##### Raw data #####
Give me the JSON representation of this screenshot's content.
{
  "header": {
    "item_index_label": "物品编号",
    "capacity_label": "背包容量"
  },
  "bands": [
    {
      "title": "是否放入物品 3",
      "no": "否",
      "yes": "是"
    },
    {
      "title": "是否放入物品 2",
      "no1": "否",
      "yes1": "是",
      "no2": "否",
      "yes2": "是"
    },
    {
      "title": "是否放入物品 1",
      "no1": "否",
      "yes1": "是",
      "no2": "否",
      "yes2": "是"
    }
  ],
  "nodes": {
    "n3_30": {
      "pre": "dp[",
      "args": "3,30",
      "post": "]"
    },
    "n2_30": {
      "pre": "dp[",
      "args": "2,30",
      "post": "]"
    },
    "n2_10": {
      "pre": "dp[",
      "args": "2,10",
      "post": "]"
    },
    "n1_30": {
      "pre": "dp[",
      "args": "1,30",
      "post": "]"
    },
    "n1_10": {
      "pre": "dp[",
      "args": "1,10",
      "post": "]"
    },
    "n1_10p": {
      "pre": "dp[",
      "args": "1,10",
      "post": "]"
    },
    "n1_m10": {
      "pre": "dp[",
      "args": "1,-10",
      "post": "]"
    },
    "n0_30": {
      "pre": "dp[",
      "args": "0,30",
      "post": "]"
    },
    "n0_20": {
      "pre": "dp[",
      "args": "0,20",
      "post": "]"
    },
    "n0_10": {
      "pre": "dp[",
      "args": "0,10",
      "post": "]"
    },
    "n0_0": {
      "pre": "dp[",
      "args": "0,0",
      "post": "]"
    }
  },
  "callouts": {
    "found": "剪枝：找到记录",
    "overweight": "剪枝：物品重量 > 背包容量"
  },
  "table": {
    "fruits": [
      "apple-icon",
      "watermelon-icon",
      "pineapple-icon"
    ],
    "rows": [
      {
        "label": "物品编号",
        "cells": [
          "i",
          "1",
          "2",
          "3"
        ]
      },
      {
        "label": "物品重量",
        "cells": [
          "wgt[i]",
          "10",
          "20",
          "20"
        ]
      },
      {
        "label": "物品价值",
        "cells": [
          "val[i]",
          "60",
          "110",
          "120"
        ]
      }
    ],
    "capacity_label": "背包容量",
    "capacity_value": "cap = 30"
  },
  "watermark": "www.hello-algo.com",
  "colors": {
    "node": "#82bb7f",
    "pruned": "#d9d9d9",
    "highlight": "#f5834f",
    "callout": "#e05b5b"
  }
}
#####
Quote the listing in full, please, keeping every line exact.

#### Complete answer
Give me the JSON representation of this screenshot's content.
{
  "header": {
    "item_index_label": "物品编号",
    "capacity_label": "背包容量"
  },
  "bands": [
    {
      "title": "是否放入物品 3",
      "no": "否",
      "yes": "是"
    },
    {
      "title": "是否放入物品 2",
      "no1": "否",
      "yes1": "是",
      "no2": "否",
      "yes2": "是"
    },
    {
      "title": "是否放入物品 1",
      "no1": "否",
      "yes1": "是",
      "no2": "否",
      "yes2": "是"
    }
  ],
  "nodes": {
    "n3_30": {
      "pre": "dp[",
      "args": "3,30",
      "post": "]"
    },
    "n2_30": {
      "pre": "dp[",
      "args": "2,30",
      "post": "]"
    },
    "n2_10": {
      "pre": "dp[",
      "args": "2,10",
      "post": "]"
    },
    "n1_30": {
      "pre": "dp[",
      "args": "1,30",
      "post": "]"
    },
    "n1_10": {
      "pre": "dp[",
      "args": "1,10",
      "post": "]"
    },
    "n1_10p": {
      "pre": "dp[",
      "args": "1,10",
      "post": "]"
    },
    "n1_m10": {
      "pre": "dp[",
      "args": "1,-10",
      "post": "]"
    },
    "n0_30": {
      "pre": "dp[",
      "args": "0,30",
      "post": "]"
    },
    "n0_20": {
      "pre": "dp[",
      "args": "0,20",
      "post": "]"
    },
    "n0_10": {
      "pre": "dp[",
      "args": "0,10",
      "post": "]"
    },
    "n0_0": {
      "pre": "dp[",
      "args": "0,0",
      "post": "]"
    }
  },
  "callouts": {
    "found": "剪枝：找到记录",
    "overweight": "剪枝：物品重量 > 背包容量"
  },
  "table": {
    "fruits": [
      "apple-icon",
      "watermelon-icon",
      "pineapple-icon"
    ],
    "rows": [
      {
        "label": "物品编号",
        "cells": [
          "i",
          "1",
          "2",
          "3"
        ]
      },
      {
        "label": "物品重量",
        "cells": [
          "wgt[i]",
          "10",
          "20",
          "20"
        ]
      },
      {
        "label": "物品价值",
        "cells": [
          "val[i]",
          "60",
          "110",
          "120"
        ]
      }
    ],
    "capacity_label": "背包容量",
    "capacity_value": "cap = 30"
  },
  "watermark": "www.hello-algo.com",
  "colors": {
    "node": "#82bb7f",
    "pruned": "#d9d9d9",
    "highlight": "#f5834f",
    "callout": "#e05b5b"
  }
}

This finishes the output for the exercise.